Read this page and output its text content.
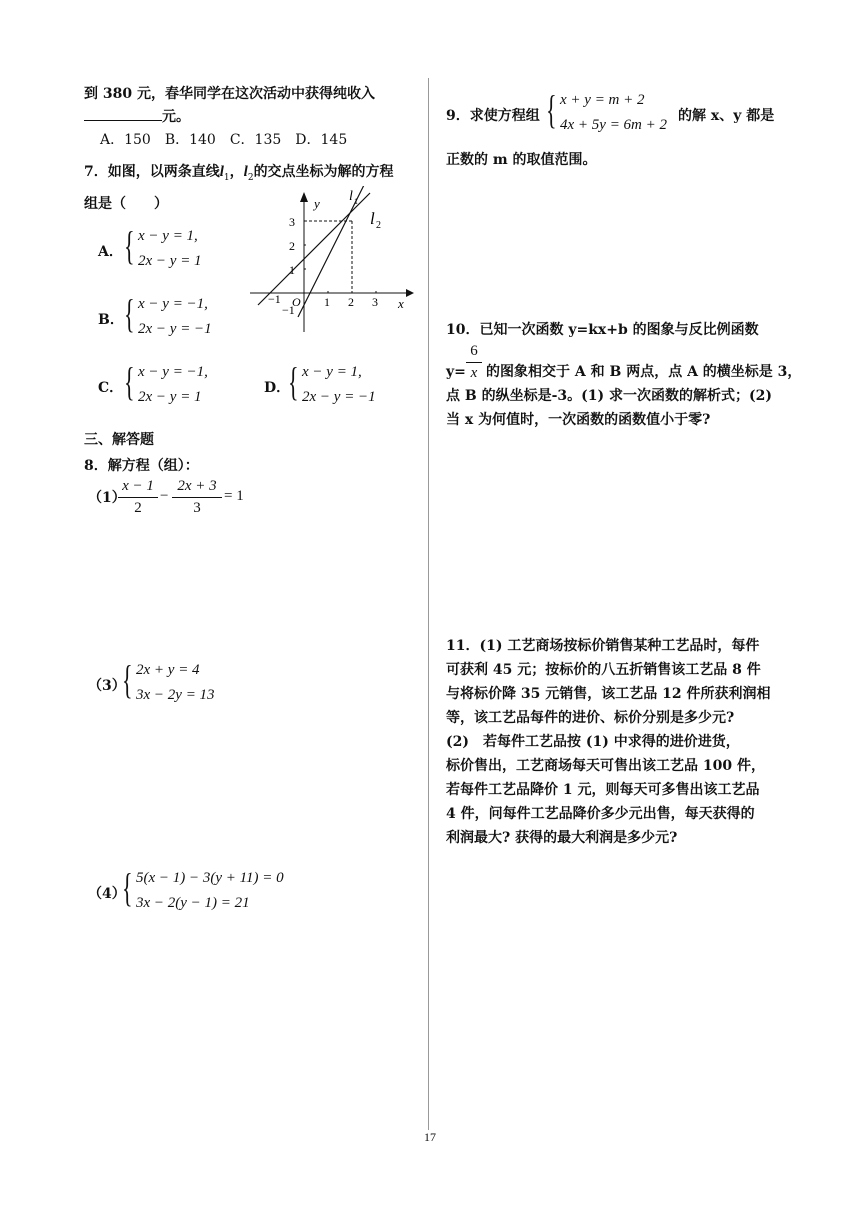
到 380 元，春华同学在这次活动中获得纯收入
元。
A．150　B．140　C．135　D．145
7．如图，以两条直线$l_1$，$l_2$的交点坐标为解的方程
组是（　　）
A． { x − y = 1,
2x − y = 1
B． { x − y = −1,
2x − y = −1
C． { x − y = −1,
2x − y = 1
D．
{ x − y = 1,
2x − y = −1
y
x
O
l 1
l 2
3
2
1
−1
−1	1 2 3
三、解答题
8．解方程（组）：
（1）
x − 1
2
−
2x + 3
3
= 1
（3）
{ 2x + y = 4
3x − 2y = 13
（4）
{ 5(x − 1) − 3(y + 11) = 0
3x − 2(y − 1) = 21
9．求使方程组 { x + y = m + 2
4x + 5y = 6m + 2
的解 x、y 都是
正数的 m 的取值范围。
10．已知一次函数 y=kx+b 的图象与反比例函数
y=
6
x 的图象相交于 A 和 B 两点，点 A 的横坐标是 3，
点 B 的纵坐标是-3。(1) 求一次函数的解析式；(2)
当 x 为何值时，一次函数的函数值小于零?
11．(1) 工艺商场按标价销售某种工艺品时，每件
可获利 45 元；按标价的八五折销售该工艺品 8 件
与将标价降 35 元销售，该工艺品 12 件所获利润相
等，该工艺品每件的进价、标价分别是多少元?
(2)　若每件工艺品按 (1) 中求得的进价进货，
标价售出，工艺商场每天可售出该工艺品 100 件，
若每件工艺品降价 1 元，则每天可多售出该工艺品
4 件，问每件工艺品降价多少元出售，每天获得的
利润最大? 获得的最大利润是多少元?
17
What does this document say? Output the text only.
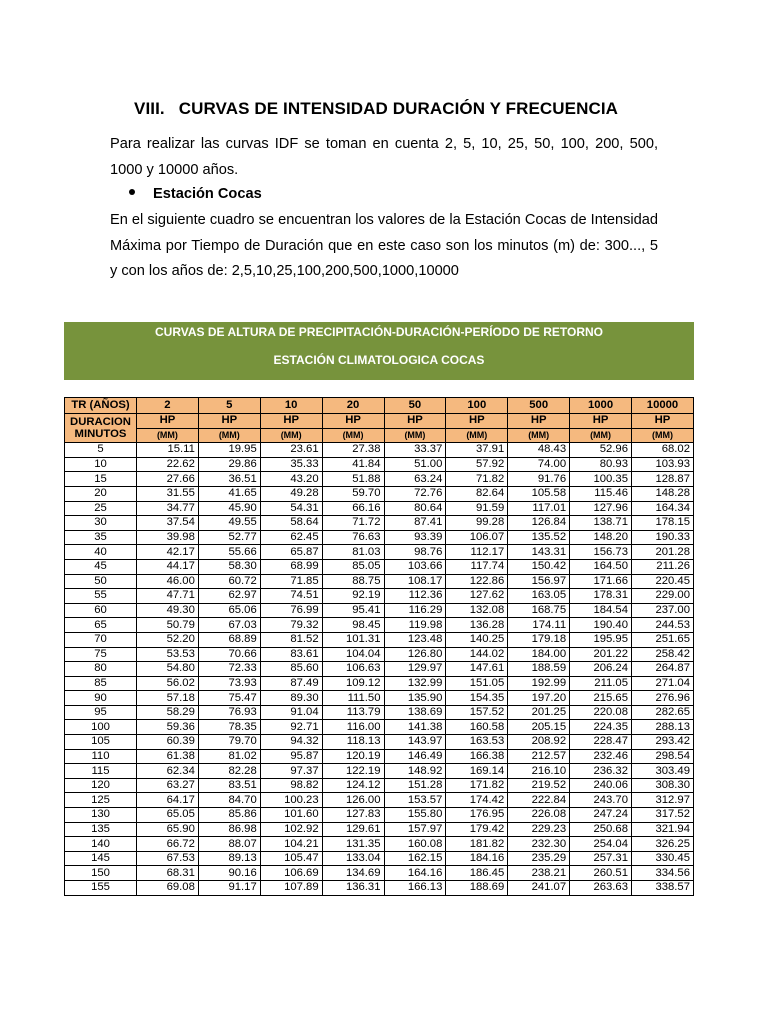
VIII. CURVAS DE INTENSIDAD DURACIÓN Y FRECUENCIA
Para realizar las curvas IDF se toman en cuenta 2, 5, 10, 25, 50, 100, 200, 500, 1000 y 10000 años.
Estación Cocas
En el siguiente cuadro se encuentran los valores de la Estación Cocas de Intensidad Máxima por Tiempo de Duración que en este caso son los minutos (m) de: 300..., 5 y con los años de: 2,5,10,25,100,200,500,1000,10000
CURVAS DE ALTURA DE PRECIPITACIÓN-DURACIÓN-PERÍODO DE RETORNO
ESTACIÓN CLIMATOLOGICA COCAS
TR (AÑOS)	2	5	10	20	50	100	500	1000	10000
DURACION MINUTOS	HP	HP	HP	HP	HP	HP	HP	HP	HP
	(MM)	(MM)	(MM)	(MM)	(MM)	(MM)	(MM)	(MM)	(MM)
5	15.11	19.95	23.61	27.38	33.37	37.91	48.43	52.96	68.02
10	22.62	29.86	35.33	41.84	51.00	57.92	74.00	80.93	103.93
15	27.66	36.51	43.20	51.88	63.24	71.82	91.76	100.35	128.87
20	31.55	41.65	49.28	59.70	72.76	82.64	105.58	115.46	148.28
25	34.77	45.90	54.31	66.16	80.64	91.59	117.01	127.96	164.34
30	37.54	49.55	58.64	71.72	87.41	99.28	126.84	138.71	178.15
35	39.98	52.77	62.45	76.63	93.39	106.07	135.52	148.20	190.33
40	42.17	55.66	65.87	81.03	98.76	112.17	143.31	156.73	201.28
45	44.17	58.30	68.99	85.05	103.66	117.74	150.42	164.50	211.26
50	46.00	60.72	71.85	88.75	108.17	122.86	156.97	171.66	220.45
55	47.71	62.97	74.51	92.19	112.36	127.62	163.05	178.31	229.00
60	49.30	65.06	76.99	95.41	116.29	132.08	168.75	184.54	237.00
65	50.79	67.03	79.32	98.45	119.98	136.28	174.11	190.40	244.53
70	52.20	68.89	81.52	101.31	123.48	140.25	179.18	195.95	251.65
75	53.53	70.66	83.61	104.04	126.80	144.02	184.00	201.22	258.42
80	54.80	72.33	85.60	106.63	129.97	147.61	188.59	206.24	264.87
85	56.02	73.93	87.49	109.12	132.99	151.05	192.99	211.05	271.04
90	57.18	75.47	89.30	111.50	135.90	154.35	197.20	215.65	276.96
95	58.29	76.93	91.04	113.79	138.69	157.52	201.25	220.08	282.65
100	59.36	78.35	92.71	116.00	141.38	160.58	205.15	224.35	288.13
105	60.39	79.70	94.32	118.13	143.97	163.53	208.92	228.47	293.42
110	61.38	81.02	95.87	120.19	146.49	166.38	212.57	232.46	298.54
115	62.34	82.28	97.37	122.19	148.92	169.14	216.10	236.32	303.49
120	63.27	83.51	98.82	124.12	151.28	171.82	219.52	240.06	308.30
125	64.17	84.70	100.23	126.00	153.57	174.42	222.84	243.70	312.97
130	65.05	85.86	101.60	127.83	155.80	176.95	226.08	247.24	317.52
135	65.90	86.98	102.92	129.61	157.97	179.42	229.23	250.68	321.94
140	66.72	88.07	104.21	131.35	160.08	181.82	232.30	254.04	326.25
145	67.53	89.13	105.47	133.04	162.15	184.16	235.29	257.31	330.45
150	68.31	90.16	106.69	134.69	164.16	186.45	238.21	260.51	334.56
155	69.08	91.17	107.89	136.31	166.13	188.69	241.07	263.63	338.57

Goal of the exercise:
Track down every line with the word "text" and copy it.

Written reply:
Read this page and output its text content.
What does this document say? Output the text only.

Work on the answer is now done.